**Requests**
[1] Answer these questions using the forum thread about a Marzocchi pump head.
(a) What date is on the pump head?
(b) Which number did CHINOacrossTHEst. say the head is?
(c) According to DuezPaid, which code belongs to a #7?
[2] Reproduce the part of the forum thread about a Marzocchi pump head between "# Marzocchi #" and "has two sets.....", inclusive.

**Extract to read**
* * * * *

# Marzocchi #



## IN YA MOUF (May 1, 2006)

what it is homies....my homies has a pump head that he got from me a while back...an old school Marzocchi #11 or so i think cause when i ordered it thats what i got.....but he said something about the #'s on it....so i was wonderin if you can identify the # it is by the #'s on the head :dunno:

on the back piece of it it reads..
*1BC1167F97G*

and on the side it has two sets.....
*1S6ASP167A*
and...
*S00009B6*

and the date on it...
*3/01*

any ideas? :dunno:


----------



## CHINOacrossTHEst. (Nov 12, 2006)

> _Originally posted by IN YA MOUF_@Feb 20 2007, 01:37 PM~7308562
> *what it is homies....my homies has a pump head that he got from me a while back...an old school Marzocchi #11 or so i think cause when i ordered it thats what i got.....but he said something about the #'s on it....so i was wonderin if you can identify the # it is by the #'s on the head :dunno:
> 
> on the back piece of it it reads..
> ...


#9...........


----------



## IN YA MOUF (May 1, 2006)

no shit....i was under the impression it was an 11.....unless this fool gave me the #'s to a different head...


----------



## CHINOacrossTHEst. (Nov 12, 2006)

> _Originally posted by IN YA MOUF_@Feb 20 2007, 02:14 PM~7308972
> *no shit....i was under the impression it was an 11.....unless this fool gave me the #'s to a different head...
> *


fo sho...#9...my homie MUFASA even said so.....


----------



## chato83 (Feb 15, 2003)

# 9 i have the same one


----------



## DuezPaid (Jul 11, 2005)

So...1S6ASP167A is a #9, 1S5ASP167A is a #7. What does a #11 say?1S7ASP167A?


----------



## S10lifted (Nov 10, 2002)

> _Originally posted by DuezPaid_@Feb 20 2007, 08:38 PM~7310893
> *So...1S6ASP167A is a #9, 1S5ASP167A is a #7. What does a #11 say?1S7ASP167A?

* * * * *

(Saved entries)
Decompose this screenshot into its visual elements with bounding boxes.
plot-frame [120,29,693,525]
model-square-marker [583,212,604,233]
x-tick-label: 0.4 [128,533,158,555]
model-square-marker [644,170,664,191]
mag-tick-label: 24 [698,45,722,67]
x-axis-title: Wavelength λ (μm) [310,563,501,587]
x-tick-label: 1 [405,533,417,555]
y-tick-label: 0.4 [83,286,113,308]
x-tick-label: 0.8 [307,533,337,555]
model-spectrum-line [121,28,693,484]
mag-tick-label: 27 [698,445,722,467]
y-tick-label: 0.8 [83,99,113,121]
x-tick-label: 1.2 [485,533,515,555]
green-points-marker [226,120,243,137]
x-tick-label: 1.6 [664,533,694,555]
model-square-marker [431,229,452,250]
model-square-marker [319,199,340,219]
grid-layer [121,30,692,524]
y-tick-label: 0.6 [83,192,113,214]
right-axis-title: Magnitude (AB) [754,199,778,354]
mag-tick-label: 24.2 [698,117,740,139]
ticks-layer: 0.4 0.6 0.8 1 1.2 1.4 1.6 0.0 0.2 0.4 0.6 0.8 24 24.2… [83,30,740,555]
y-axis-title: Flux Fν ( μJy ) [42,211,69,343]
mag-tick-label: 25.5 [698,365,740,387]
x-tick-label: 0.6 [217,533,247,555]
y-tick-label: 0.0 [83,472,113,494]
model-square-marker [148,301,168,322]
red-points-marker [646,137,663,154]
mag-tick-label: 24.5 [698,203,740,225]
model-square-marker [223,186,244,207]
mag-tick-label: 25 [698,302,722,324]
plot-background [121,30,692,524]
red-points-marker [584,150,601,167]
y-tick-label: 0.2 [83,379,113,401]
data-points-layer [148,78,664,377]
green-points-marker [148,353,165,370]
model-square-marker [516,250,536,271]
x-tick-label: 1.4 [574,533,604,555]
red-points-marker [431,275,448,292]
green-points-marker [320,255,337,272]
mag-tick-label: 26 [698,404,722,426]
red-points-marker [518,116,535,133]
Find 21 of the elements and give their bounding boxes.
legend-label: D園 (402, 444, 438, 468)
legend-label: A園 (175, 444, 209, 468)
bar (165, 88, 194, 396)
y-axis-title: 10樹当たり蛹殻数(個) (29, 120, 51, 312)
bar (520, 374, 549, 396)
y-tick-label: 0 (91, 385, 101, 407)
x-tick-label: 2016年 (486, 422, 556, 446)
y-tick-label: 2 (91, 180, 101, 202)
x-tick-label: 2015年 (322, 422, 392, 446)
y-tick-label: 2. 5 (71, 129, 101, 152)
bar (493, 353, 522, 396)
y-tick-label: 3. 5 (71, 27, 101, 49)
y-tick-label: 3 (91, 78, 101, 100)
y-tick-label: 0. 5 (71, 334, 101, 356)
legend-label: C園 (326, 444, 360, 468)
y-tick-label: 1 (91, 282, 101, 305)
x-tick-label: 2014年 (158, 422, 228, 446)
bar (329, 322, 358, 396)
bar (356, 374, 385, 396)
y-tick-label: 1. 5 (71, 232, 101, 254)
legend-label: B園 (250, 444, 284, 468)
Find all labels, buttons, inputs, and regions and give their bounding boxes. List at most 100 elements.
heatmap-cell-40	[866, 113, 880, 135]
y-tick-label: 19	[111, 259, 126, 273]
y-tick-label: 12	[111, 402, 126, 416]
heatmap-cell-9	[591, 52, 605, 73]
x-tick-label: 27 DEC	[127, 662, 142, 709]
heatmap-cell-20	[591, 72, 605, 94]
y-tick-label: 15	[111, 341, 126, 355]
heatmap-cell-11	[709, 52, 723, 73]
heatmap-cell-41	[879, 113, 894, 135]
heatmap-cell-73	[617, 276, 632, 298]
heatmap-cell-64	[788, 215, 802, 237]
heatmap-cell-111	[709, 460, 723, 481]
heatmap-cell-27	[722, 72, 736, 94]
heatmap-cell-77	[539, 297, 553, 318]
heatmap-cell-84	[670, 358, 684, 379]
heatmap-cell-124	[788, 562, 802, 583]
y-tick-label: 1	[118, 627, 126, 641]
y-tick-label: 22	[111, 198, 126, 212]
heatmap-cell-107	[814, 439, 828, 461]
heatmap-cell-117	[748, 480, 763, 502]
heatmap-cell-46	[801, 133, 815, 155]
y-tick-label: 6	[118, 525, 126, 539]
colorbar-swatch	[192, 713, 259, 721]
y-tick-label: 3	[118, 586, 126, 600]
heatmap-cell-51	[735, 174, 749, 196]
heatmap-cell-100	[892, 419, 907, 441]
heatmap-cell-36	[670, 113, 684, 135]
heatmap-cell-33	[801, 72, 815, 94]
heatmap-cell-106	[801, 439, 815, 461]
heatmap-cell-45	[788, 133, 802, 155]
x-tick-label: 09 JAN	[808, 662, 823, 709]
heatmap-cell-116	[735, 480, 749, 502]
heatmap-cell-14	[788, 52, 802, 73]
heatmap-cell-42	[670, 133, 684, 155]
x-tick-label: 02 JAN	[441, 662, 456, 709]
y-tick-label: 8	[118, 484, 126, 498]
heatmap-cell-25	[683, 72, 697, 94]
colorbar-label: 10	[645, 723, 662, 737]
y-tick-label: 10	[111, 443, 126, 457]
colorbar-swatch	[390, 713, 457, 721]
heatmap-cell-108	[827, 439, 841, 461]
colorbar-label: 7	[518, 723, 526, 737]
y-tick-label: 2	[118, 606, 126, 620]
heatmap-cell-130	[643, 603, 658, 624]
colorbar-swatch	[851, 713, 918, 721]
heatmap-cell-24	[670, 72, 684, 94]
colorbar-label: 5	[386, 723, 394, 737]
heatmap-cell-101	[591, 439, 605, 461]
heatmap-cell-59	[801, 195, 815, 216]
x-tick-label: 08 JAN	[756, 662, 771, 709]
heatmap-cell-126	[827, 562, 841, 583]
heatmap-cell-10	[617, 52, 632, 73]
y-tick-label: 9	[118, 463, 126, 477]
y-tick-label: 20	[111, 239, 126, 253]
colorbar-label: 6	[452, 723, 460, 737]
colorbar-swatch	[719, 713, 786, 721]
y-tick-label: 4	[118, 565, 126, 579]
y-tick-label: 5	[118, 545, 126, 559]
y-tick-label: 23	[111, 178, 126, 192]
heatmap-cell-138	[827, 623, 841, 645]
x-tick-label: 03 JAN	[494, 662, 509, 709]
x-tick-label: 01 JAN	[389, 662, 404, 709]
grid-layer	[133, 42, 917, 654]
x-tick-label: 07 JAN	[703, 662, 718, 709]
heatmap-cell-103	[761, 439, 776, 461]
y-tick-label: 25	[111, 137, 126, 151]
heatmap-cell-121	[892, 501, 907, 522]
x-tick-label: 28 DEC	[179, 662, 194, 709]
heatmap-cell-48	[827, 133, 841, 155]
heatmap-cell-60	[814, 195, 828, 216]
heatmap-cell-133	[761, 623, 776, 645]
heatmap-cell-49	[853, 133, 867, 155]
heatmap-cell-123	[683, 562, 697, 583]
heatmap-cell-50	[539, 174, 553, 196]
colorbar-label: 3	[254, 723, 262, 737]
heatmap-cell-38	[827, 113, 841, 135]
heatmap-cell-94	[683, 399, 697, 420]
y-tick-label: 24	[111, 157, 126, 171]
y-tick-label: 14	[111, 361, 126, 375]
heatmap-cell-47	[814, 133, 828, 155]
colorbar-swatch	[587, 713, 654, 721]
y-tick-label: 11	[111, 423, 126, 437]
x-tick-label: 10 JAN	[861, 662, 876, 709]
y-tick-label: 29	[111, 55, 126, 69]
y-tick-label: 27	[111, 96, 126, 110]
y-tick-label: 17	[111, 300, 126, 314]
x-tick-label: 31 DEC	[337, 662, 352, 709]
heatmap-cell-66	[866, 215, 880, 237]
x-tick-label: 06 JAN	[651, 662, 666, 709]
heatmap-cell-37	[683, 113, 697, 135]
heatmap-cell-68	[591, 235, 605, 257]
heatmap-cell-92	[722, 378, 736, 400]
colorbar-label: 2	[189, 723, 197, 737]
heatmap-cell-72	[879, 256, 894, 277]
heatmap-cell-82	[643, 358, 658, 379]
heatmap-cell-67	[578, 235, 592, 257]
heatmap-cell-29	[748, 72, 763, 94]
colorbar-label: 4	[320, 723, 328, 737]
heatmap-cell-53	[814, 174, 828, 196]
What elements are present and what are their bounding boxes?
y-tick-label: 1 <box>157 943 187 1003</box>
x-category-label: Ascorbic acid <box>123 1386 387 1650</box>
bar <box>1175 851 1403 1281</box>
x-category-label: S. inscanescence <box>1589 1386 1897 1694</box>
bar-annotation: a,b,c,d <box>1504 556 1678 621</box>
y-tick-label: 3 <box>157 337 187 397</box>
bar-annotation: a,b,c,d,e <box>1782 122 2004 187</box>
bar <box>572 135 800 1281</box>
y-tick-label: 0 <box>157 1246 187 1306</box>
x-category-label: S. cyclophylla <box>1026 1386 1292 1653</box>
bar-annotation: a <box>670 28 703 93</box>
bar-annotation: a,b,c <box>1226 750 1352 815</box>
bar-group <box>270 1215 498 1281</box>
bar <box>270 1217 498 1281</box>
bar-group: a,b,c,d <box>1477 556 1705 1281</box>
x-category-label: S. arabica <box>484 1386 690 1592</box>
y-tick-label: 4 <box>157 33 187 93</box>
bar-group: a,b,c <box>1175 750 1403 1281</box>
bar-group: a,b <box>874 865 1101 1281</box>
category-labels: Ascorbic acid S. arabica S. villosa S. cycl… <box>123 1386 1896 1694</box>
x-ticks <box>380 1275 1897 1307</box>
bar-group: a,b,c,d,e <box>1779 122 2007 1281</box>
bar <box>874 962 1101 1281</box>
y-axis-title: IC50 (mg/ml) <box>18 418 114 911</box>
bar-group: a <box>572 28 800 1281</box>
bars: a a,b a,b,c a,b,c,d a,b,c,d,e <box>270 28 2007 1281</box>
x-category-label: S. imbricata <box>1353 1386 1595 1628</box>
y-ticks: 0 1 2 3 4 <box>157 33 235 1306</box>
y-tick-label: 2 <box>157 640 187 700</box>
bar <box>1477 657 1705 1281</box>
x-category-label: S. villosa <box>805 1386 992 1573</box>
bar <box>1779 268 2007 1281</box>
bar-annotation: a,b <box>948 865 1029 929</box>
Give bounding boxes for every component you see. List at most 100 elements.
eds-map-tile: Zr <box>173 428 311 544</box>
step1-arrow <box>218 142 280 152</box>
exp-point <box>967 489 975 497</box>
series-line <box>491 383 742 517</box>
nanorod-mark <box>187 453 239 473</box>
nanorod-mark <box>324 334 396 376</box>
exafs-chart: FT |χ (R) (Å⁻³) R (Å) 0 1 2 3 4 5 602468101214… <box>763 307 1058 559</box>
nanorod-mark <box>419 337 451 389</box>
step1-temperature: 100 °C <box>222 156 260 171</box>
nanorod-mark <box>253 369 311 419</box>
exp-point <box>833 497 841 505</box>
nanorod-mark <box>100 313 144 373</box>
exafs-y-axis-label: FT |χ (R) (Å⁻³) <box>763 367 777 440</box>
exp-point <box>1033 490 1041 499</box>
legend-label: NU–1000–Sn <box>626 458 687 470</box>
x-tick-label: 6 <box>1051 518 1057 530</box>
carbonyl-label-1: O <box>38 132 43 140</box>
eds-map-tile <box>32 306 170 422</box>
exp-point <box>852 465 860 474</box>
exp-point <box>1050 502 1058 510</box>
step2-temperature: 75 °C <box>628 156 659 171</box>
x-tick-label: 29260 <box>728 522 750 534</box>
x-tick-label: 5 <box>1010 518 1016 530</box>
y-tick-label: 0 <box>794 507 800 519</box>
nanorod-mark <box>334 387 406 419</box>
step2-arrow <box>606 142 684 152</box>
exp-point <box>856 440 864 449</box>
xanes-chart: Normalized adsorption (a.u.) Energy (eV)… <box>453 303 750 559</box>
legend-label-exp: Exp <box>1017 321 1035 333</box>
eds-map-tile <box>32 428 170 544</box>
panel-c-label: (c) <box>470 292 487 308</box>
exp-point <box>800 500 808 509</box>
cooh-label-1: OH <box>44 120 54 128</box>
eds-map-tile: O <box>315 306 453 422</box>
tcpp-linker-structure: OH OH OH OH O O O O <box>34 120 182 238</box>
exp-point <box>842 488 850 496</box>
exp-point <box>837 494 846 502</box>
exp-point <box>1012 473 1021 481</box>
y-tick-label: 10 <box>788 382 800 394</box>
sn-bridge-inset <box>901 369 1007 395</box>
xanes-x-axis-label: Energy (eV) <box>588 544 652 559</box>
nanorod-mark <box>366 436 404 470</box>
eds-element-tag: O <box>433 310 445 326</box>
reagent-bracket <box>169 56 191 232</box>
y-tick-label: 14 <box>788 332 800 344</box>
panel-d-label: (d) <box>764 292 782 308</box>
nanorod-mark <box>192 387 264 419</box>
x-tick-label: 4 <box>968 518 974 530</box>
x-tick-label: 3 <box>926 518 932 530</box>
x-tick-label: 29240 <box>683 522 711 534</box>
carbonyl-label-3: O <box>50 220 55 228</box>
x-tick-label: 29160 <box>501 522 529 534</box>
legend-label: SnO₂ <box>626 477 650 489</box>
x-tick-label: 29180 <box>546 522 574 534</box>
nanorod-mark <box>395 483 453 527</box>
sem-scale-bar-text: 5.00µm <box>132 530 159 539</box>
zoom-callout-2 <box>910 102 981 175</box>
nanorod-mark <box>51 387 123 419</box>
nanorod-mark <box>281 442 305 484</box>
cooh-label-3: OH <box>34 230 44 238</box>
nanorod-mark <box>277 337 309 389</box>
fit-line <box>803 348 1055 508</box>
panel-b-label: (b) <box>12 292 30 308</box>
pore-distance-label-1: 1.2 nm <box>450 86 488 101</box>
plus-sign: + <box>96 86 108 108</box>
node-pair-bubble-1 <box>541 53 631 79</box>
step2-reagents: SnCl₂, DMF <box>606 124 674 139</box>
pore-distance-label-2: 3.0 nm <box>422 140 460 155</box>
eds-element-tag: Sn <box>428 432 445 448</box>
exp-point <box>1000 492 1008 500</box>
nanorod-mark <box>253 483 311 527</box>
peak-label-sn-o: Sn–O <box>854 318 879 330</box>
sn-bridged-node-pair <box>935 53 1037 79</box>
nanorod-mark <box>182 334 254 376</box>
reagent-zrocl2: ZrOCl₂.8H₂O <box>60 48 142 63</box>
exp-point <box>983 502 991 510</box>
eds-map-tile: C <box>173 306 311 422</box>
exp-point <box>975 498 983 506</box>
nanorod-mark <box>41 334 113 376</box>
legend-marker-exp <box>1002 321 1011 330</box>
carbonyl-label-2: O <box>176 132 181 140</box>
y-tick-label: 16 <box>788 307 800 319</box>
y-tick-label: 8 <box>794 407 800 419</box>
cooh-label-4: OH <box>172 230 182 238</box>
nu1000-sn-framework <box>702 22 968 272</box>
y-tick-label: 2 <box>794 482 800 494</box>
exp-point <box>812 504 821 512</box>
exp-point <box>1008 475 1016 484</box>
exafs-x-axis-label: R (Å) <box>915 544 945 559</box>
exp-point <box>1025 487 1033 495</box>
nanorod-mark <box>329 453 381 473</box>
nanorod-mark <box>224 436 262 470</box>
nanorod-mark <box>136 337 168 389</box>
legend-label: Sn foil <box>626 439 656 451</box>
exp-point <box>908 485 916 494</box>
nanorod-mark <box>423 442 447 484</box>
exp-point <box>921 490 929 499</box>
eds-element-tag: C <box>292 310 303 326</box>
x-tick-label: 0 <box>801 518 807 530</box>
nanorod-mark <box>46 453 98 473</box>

* * * * *

**Exercise answers**
[1]
(a) 3/01
(b) #9
(c) 1S5ASP167A

[2]
# Marzocchi #



## IN YA MOUF (May 1, 2006)

what it is homies....my homies has a pump head that he got from me a while back...an old school Marzocchi #11 or so i think cause when i ordered it thats what i got.....but he said something about the #'s on it....so i was wonderin if you can identify the # it is by the #'s on the head :dunno:

on the back piece of it it reads..
*1BC1167F97G*

and on the side it has two sets.....